What you will do: Collect every line that includes the string "object".

Items:

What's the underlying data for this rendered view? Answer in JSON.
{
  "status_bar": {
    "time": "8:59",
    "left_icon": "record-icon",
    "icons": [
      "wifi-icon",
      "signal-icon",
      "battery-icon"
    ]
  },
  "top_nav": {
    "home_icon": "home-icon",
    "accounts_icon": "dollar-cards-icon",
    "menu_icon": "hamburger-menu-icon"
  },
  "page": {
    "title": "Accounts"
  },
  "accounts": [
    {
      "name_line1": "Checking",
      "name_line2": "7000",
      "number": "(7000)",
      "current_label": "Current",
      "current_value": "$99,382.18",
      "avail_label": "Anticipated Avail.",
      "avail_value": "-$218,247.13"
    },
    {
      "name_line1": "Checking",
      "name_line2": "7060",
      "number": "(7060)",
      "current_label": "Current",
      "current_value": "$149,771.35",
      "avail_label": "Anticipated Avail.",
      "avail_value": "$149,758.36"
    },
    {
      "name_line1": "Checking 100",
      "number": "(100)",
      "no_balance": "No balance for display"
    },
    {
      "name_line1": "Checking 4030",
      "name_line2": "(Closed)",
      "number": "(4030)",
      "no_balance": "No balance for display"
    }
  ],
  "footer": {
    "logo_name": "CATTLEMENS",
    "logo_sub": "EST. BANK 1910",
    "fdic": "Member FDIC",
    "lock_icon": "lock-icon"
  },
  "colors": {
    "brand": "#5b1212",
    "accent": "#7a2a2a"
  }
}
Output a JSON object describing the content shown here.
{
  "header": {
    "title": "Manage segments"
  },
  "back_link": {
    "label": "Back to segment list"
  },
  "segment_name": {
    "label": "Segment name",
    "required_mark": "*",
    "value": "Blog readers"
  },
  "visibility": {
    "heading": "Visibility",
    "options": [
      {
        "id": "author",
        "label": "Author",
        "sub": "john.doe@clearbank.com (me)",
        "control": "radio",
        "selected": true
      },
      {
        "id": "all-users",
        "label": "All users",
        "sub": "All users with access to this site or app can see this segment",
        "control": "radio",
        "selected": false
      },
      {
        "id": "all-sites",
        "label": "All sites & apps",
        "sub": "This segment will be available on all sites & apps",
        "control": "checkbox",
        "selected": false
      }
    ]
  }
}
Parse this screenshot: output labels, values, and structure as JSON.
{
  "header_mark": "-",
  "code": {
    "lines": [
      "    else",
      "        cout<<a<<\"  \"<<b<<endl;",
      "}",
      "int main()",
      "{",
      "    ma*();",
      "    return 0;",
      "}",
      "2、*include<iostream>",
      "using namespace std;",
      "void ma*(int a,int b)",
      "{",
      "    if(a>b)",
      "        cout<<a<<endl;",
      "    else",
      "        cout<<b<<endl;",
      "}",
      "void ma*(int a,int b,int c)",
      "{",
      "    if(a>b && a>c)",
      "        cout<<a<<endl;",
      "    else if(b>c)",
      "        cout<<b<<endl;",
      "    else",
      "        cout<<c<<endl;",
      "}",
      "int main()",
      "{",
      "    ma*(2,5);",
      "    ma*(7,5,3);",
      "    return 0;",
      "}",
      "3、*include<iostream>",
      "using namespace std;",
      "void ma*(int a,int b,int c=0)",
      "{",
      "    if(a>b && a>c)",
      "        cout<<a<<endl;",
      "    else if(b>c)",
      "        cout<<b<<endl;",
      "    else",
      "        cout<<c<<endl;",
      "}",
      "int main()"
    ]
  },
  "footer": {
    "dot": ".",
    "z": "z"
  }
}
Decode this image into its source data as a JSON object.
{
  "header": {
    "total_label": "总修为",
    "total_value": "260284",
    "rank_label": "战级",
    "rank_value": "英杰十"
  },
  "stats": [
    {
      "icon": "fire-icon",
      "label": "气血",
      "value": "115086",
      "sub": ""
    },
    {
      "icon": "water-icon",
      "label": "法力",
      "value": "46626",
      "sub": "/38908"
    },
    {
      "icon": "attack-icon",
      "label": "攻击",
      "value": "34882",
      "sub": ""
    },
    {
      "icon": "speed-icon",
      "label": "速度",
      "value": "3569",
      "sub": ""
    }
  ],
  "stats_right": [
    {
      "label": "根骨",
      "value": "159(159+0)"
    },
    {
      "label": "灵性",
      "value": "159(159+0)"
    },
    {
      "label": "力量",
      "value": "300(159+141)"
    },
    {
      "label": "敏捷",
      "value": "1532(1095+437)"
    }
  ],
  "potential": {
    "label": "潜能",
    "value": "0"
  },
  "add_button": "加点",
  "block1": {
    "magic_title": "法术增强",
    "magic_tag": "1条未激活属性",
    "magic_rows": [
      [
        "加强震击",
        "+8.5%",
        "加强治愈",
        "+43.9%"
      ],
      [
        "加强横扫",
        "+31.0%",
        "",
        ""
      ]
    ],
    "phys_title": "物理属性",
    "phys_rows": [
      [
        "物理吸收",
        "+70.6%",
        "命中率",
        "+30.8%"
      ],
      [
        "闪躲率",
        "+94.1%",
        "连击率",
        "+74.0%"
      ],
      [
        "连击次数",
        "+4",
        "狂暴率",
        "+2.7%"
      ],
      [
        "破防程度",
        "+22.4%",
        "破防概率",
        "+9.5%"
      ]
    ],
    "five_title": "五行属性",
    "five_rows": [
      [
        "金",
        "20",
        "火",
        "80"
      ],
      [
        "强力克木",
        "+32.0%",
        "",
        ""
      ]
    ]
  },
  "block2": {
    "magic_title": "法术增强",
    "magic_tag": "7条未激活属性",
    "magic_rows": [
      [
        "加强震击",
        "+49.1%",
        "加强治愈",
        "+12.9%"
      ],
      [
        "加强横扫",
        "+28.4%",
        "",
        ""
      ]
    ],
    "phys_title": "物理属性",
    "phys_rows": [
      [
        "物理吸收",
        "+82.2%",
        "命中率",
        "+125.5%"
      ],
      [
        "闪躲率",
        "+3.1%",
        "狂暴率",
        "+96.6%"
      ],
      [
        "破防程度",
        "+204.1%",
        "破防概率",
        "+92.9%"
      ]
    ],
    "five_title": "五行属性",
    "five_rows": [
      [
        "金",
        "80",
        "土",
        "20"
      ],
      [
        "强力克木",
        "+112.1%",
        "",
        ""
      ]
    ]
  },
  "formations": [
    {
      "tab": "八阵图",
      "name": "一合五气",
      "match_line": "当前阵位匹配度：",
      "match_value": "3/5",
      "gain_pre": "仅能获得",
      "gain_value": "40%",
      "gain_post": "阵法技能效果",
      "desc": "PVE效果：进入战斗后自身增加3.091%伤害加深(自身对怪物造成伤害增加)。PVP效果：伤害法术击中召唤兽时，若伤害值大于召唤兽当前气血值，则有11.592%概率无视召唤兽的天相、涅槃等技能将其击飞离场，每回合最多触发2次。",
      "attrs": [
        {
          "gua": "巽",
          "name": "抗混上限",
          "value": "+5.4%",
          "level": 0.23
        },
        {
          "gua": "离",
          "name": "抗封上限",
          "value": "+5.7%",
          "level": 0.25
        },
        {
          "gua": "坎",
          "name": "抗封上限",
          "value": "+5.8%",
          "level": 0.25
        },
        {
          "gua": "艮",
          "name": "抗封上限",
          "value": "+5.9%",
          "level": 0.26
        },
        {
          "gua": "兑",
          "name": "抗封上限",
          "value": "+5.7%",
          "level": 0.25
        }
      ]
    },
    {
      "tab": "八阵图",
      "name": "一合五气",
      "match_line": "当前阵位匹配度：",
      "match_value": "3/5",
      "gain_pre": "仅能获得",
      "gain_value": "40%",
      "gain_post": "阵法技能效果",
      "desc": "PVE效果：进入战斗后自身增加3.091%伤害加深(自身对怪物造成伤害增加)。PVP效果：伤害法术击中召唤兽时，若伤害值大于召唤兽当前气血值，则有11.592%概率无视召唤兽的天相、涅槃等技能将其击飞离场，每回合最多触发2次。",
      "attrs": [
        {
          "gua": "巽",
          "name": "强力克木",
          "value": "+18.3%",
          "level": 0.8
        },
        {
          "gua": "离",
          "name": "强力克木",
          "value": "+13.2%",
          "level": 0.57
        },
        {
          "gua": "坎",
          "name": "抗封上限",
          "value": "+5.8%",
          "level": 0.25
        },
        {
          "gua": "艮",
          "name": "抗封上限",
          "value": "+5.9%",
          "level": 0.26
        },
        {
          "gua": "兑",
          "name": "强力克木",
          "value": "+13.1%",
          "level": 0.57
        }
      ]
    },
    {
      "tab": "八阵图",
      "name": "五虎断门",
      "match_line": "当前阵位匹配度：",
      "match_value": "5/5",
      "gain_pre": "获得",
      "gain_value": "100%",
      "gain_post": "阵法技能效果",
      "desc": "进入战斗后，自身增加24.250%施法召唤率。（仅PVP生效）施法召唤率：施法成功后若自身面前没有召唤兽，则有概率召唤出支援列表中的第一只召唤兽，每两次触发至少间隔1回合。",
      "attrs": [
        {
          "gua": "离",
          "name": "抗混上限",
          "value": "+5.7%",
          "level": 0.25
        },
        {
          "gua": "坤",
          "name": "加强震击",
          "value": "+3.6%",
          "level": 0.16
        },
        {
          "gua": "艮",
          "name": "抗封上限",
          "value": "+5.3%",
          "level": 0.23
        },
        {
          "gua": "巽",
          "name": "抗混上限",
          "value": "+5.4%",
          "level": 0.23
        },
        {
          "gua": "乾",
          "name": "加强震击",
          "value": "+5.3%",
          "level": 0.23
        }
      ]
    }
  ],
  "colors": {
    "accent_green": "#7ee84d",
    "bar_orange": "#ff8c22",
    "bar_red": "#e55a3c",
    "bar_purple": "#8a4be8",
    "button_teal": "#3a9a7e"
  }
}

Output for this task:
Output a JSON object describing the content shown here.
Decode this image into its source data as a JSON object.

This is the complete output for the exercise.